Restate the material word for word and leave out anything that is a picture.
........
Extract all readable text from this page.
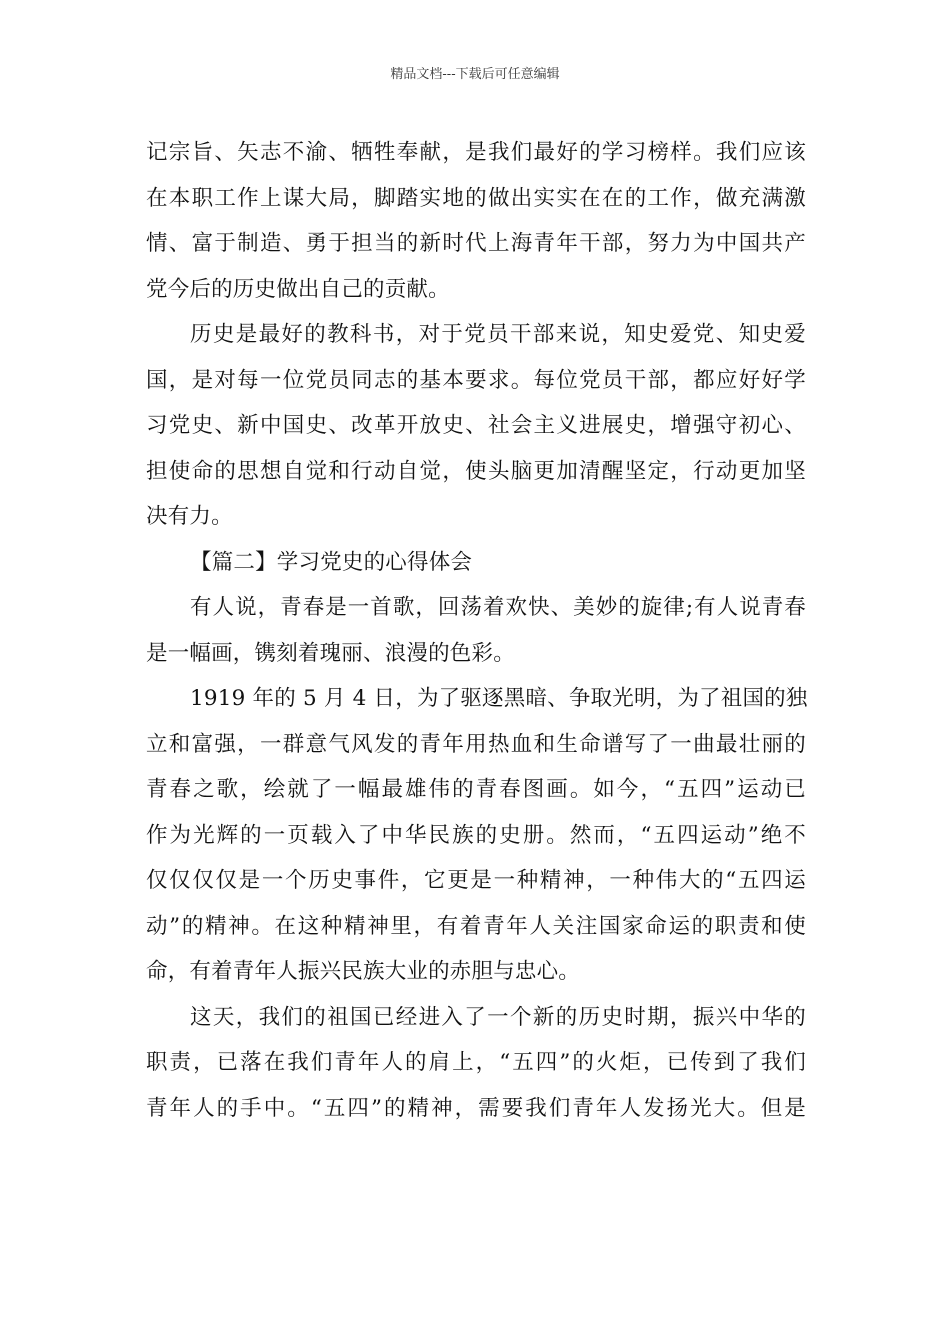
精品文档---下载后可任意编辑
记宗旨、矢志不渝、牺牲奉献，是我们最好的学习榜样。我们应该
在本职工作上谋大局，脚踏实地的做出实实在在的工作，做充满激
情、富于制造、勇于担当的新时代上海青年干部，努力为中国共产
党今后的历史做出自己的贡献。
历史是最好的教科书，对于党员干部来说，知史爱党、知史爱
国，是对每一位党员同志的基本要求。每位党员干部，都应好好学
习党史、新中国史、改革开放史、社会主义进展史，增强守初心、
担使命的思想自觉和行动自觉，使头脑更加清醒坚定，行动更加坚
决有力。
【篇二】学习党史的心得体会
有人说，青春是一首歌，回荡着欢快、美妙的旋律;有人说青春
是一幅画，镌刻着瑰丽、浪漫的色彩。
1919 年的 5 月 4 日，为了驱逐黑暗、争取光明，为了祖国的独
立和富强，一群意气风发的青年用热血和生命谱写了一曲最壮丽的
青春之歌，绘就了一幅最雄伟的青春图画。如今，“五四”运动已
作为光辉的一页载入了中华民族的史册。然而，“五四运动”绝不
仅仅仅仅是一个历史事件，它更是一种精神，一种伟大的“五四运
动”的精神。在这种精神里，有着青年人关注国家命运的职责和使
命，有着青年人振兴民族大业的赤胆与忠心。
这天，我们的祖国已经进入了一个新的历史时期，振兴中华的
职责，已落在我们青年人的肩上，“五四”的火炬，已传到了我们
青年人的手中。“五四”的精神，需要我们青年人发扬光大。但是
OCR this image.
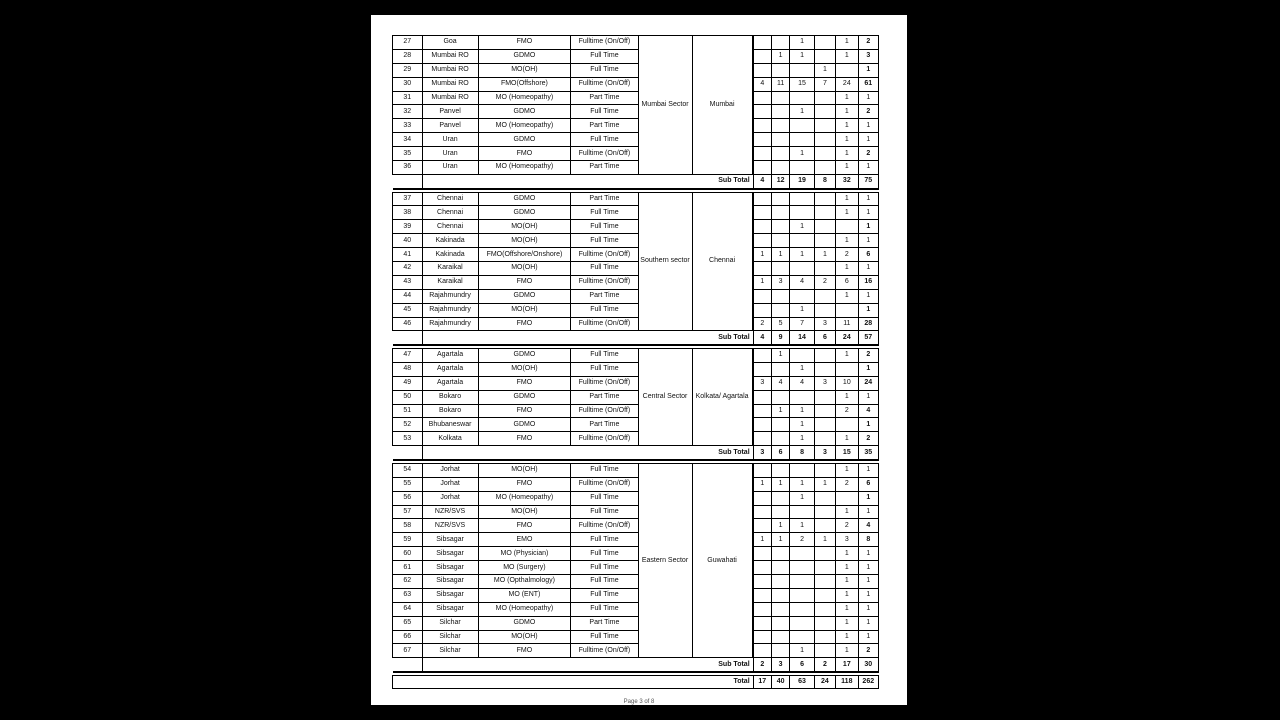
27	Goa	FMO	Fulltime (On/Off)	Mumbai Sector	Mumbai				1		1	2
28	Mumbai RO	GDMO	Full Time				1	1		1	3
29	Mumbai RO	MO(OH)	Full Time						1		1
30	Mumbai RO	FMO(Offshore)	Fulltime (On/Off)			4	11	15	7	24	61
31	Mumbai RO	MO (Homeopathy)	Part Time							1	1
32	Panvel	GDMO	Full Time					1		1	2
33	Panvel	MO (Homeopathy)	Part Time							1	1
34	Uran	GDMO	Full Time							1	1
35	Uran	FMO	Fulltime (On/Off)					1		1	2
36	Uran	MO (Homeopathy)	Part Time							1	1
	Sub Total					4	12	19	8	32	75

37	Chennai	GDMO	Part Time	Southern sector	Chennai						1	1
38	Chennai	GDMO	Full Time							1	1
39	Chennai	MO(OH)	Full Time					1			1
40	Kakinada	MO(OH)	Full Time							1	1
41	Kakinada	FMO(Offshore/Onshore)	Fulltime (On/Off)			1	1	1	1	2	6
42	Karaikal	MO(OH)	Full Time							1	1
43	Karaikal	FMO	Fulltime (On/Off)			1	3	4	2	6	16
44	Rajahmundry	GDMO	Part Time							1	1
45	Rajahmundry	MO(OH)	Full Time					1			1
46	Rajahmundry	FMO	Fulltime (On/Off)			2	5	7	3	11	28
	Sub Total					4	9	14	6	24	57

47	Agartala	GDMO	Full Time	Central Sector	Kolkata/ Agartala			1			1	2
48	Agartala	MO(OH)	Full Time					1			1
49	Agartala	FMO	Fulltime (On/Off)			3	4	4	3	10	24
50	Bokaro	GDMO	Part Time							1	1
51	Bokaro	FMO	Fulltime (On/Off)				1	1		2	4
52	Bhubaneswar	GDMO	Part Time					1			1
53	Kolkata	FMO	Fulltime (On/Off)					1		1	2
	Sub Total					3	6	8	3	15	35

54	Jorhat	MO(OH)	Full Time	Eastern Sector	Guwahati						1	1
55	Jorhat	FMO	Fulltime (On/Off)			1	1	1	1	2	6
56	Jorhat	MO (Homeopathy)	Full Time					1			1
57	NZR/SVS	MO(OH)	Full Time							1	1
58	NZR/SVS	FMO	Fulltime (On/Off)				1	1		2	4
59	Sibsagar	EMO	Full Time			1	1	2	1	3	8
60	Sibsagar	MO (Physician)	Full Time							1	1
61	Sibsagar	MO (Surgery)	Full Time							1	1
62	Sibsagar	MO (Opthalmology)	Full Time							1	1
63	Sibsagar	MO (ENT)	Full Time							1	1
64	Sibsagar	MO (Homeopathy)	Full Time							1	1
65	Silchar	GDMO	Part Time							1	1
66	Silchar	MO(OH)	Full Time							1	1
67	Silchar	FMO	Fulltime (On/Off)					1		1	2
	Sub Total					2	3	6	2	17	30

Total						17	40	63	24	118	262
Page 3 of 8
........
#### [COMPLETED EXERCISE]
Extract all readable text from this page.
精品文档---下载后可任意编辑
记宗旨、矢志不渝、牺牲奉献，是我们最好的学习榜样。我们应该
在本职工作上谋大局，脚踏实地的做出实实在在的工作，做充满激
情、富于制造、勇于担当的新时代上海青年干部，努力为中国共产
党今后的历史做出自己的贡献。
历史是最好的教科书，对于党员干部来说，知史爱党、知史爱
国，是对每一位党员同志的基本要求。每位党员干部，都应好好学
习党史、新中国史、改革开放史、社会主义进展史，增强守初心、
担使命的思想自觉和行动自觉，使头脑更加清醒坚定，行动更加坚
决有力。
【篇二】学习党史的心得体会
有人说，青春是一首歌，回荡着欢快、美妙的旋律;有人说青春
是一幅画，镌刻着瑰丽、浪漫的色彩。
1919 年的 5 月 4 日，为了驱逐黑暗、争取光明，为了祖国的独
立和富强，一群意气风发的青年用热血和生命谱写了一曲最壮丽的
青春之歌，绘就了一幅最雄伟的青春图画。如今，“五四”运动已
作为光辉的一页载入了中华民族的史册。然而，“五四运动”绝不
仅仅仅仅是一个历史事件，它更是一种精神，一种伟大的“五四运
动”的精神。在这种精神里，有着青年人关注国家命运的职责和使
命，有着青年人振兴民族大业的赤胆与忠心。
这天，我们的祖国已经进入了一个新的历史时期，振兴中华的
职责，已落在我们青年人的肩上，“五四”的火炬，已传到了我们
青年人的手中。“五四”的精神，需要我们青年人发扬光大。但是
OCR this image.
27	Goa	FMO	Fulltime (On/Off)	Mumbai Sector	Mumbai				1		1	2
28	Mumbai RO	GDMO	Full Time				1	1		1	3
29	Mumbai RO	MO(OH)	Full Time						1		1
30	Mumbai RO	FMO(Offshore)	Fulltime (On/Off)			4	11	15	7	24	61
31	Mumbai RO	MO (Homeopathy)	Part Time							1	1
32	Panvel	GDMO	Full Time					1		1	2
33	Panvel	MO (Homeopathy)	Part Time							1	1
34	Uran	GDMO	Full Time							1	1
35	Uran	FMO	Fulltime (On/Off)					1		1	2
36	Uran	MO (Homeopathy)	Part Time							1	1
	Sub Total					4	12	19	8	32	75

37	Chennai	GDMO	Part Time	Southern sector	Chennai						1	1
38	Chennai	GDMO	Full Time							1	1
39	Chennai	MO(OH)	Full Time					1			1
40	Kakinada	MO(OH)	Full Time							1	1
41	Kakinada	FMO(Offshore/Onshore)	Fulltime (On/Off)			1	1	1	1	2	6
42	Karaikal	MO(OH)	Full Time							1	1
43	Karaikal	FMO	Fulltime (On/Off)			1	3	4	2	6	16
44	Rajahmundry	GDMO	Part Time							1	1
45	Rajahmundry	MO(OH)	Full Time					1			1
46	Rajahmundry	FMO	Fulltime (On/Off)			2	5	7	3	11	28
	Sub Total					4	9	14	6	24	57

47	Agartala	GDMO	Full Time	Central Sector	Kolkata/ Agartala			1			1	2
48	Agartala	MO(OH)	Full Time					1			1
49	Agartala	FMO	Fulltime (On/Off)			3	4	4	3	10	24
50	Bokaro	GDMO	Part Time							1	1
51	Bokaro	FMO	Fulltime (On/Off)				1	1		2	4
52	Bhubaneswar	GDMO	Part Time					1			1
53	Kolkata	FMO	Fulltime (On/Off)					1		1	2
	Sub Total					3	6	8	3	15	35

54	Jorhat	MO(OH)	Full Time	Eastern Sector	Guwahati						1	1
55	Jorhat	FMO	Fulltime (On/Off)			1	1	1	1	2	6
56	Jorhat	MO (Homeopathy)	Full Time					1			1
57	NZR/SVS	MO(OH)	Full Time							1	1
58	NZR/SVS	FMO	Fulltime (On/Off)				1	1		2	4
59	Sibsagar	EMO	Full Time			1	1	2	1	3	8
60	Sibsagar	MO (Physician)	Full Time							1	1
61	Sibsagar	MO (Surgery)	Full Time							1	1
62	Sibsagar	MO (Opthalmology)	Full Time							1	1
63	Sibsagar	MO (ENT)	Full Time							1	1
64	Sibsagar	MO (Homeopathy)	Full Time							1	1
65	Silchar	GDMO	Part Time							1	1
66	Silchar	MO(OH)	Full Time							1	1
67	Silchar	FMO	Fulltime (On/Off)					1		1	2
	Sub Total					2	3	6	2	17	30

Total						17	40	63	24	118	262
Page 3 of 8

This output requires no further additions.